**DESCRIPTION OF THE TASK**
All of the lines below are to be printed again exactly; images are excluded from the output.

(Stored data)
[start]

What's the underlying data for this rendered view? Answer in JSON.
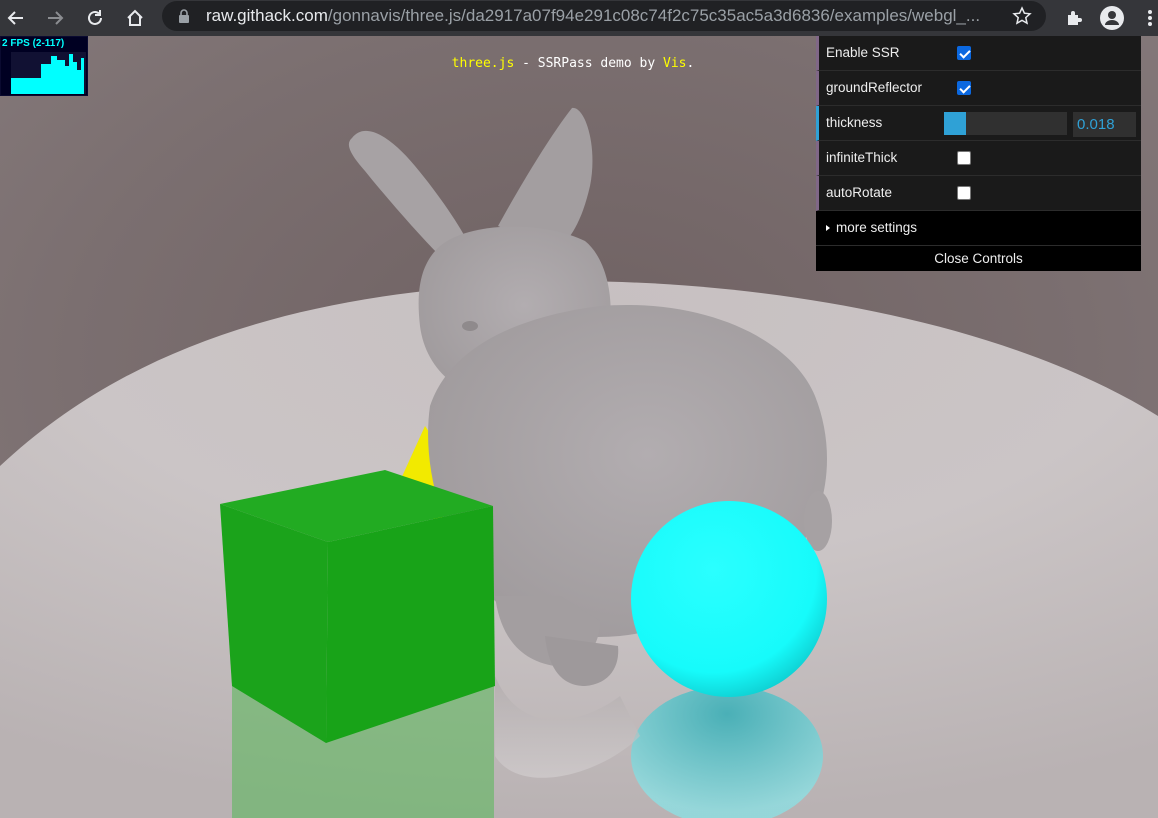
{
  "browser": {
    "url_host": "raw.githack.com",
    "url_path": "/gonnavis/three.js/da2917a07f94e291c08c74f2c75c35ac5a3d6836/examples/webgl_..."
  },
  "stats": {
    "label": "2 FPS (2-117)"
  },
  "scene_title": {
    "part1": "three.js",
    "part2": " - SSRPass demo by ",
    "part3": "Vis",
    "part4": "."
  },
  "gui": {
    "enable_ssr_label": "Enable SSR",
    "enable_ssr_checked": true,
    "ground_reflector_label": "groundReflector",
    "ground_reflector_checked": true,
    "thickness_label": "thickness",
    "thickness_value": "0.018",
    "thickness_fraction": 0.18,
    "infinite_thick_label": "infiniteThick",
    "infinite_thick_checked": false,
    "auto_rotate_label": "autoRotate",
    "auto_rotate_checked": false,
    "more_settings_label": "more settings",
    "close_controls_label": "Close Controls"
  },
  "colors": {
    "toolbar": "#35363a",
    "gui_background": "#1a1a1a",
    "number_accent": "#2fa1d6",
    "cube": "#1ca51c",
    "sphere": "#1affff",
    "cone": "#f2ea00",
    "bunny": "#a8a3a5"
  }
}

[end]

**EXERCISE OUTPUT**
What's the underlying data for this rendered view? Answer in JSON.
{
  "browser": {
    "url_host": "raw.githack.com",
    "url_path": "/gonnavis/three.js/da2917a07f94e291c08c74f2c75c35ac5a3d6836/examples/webgl_..."
  },
  "stats": {
    "label": "2 FPS (2-117)"
  },
  "scene_title": {
    "part1": "three.js",
    "part2": " - SSRPass demo by ",
    "part3": "Vis",
    "part4": "."
  },
  "gui": {
    "enable_ssr_label": "Enable SSR",
    "enable_ssr_checked": true,
    "ground_reflector_label": "groundReflector",
    "ground_reflector_checked": true,
    "thickness_label": "thickness",
    "thickness_value": "0.018",
    "thickness_fraction": 0.18,
    "infinite_thick_label": "infiniteThick",
    "infinite_thick_checked": false,
    "auto_rotate_label": "autoRotate",
    "auto_rotate_checked": false,
    "more_settings_label": "more settings",
    "close_controls_label": "Close Controls"
  },
  "colors": {
    "toolbar": "#35363a",
    "gui_background": "#1a1a1a",
    "number_accent": "#2fa1d6",
    "cube": "#1ca51c",
    "sphere": "#1affff",
    "cone": "#f2ea00",
    "bunny": "#a8a3a5"
  }
}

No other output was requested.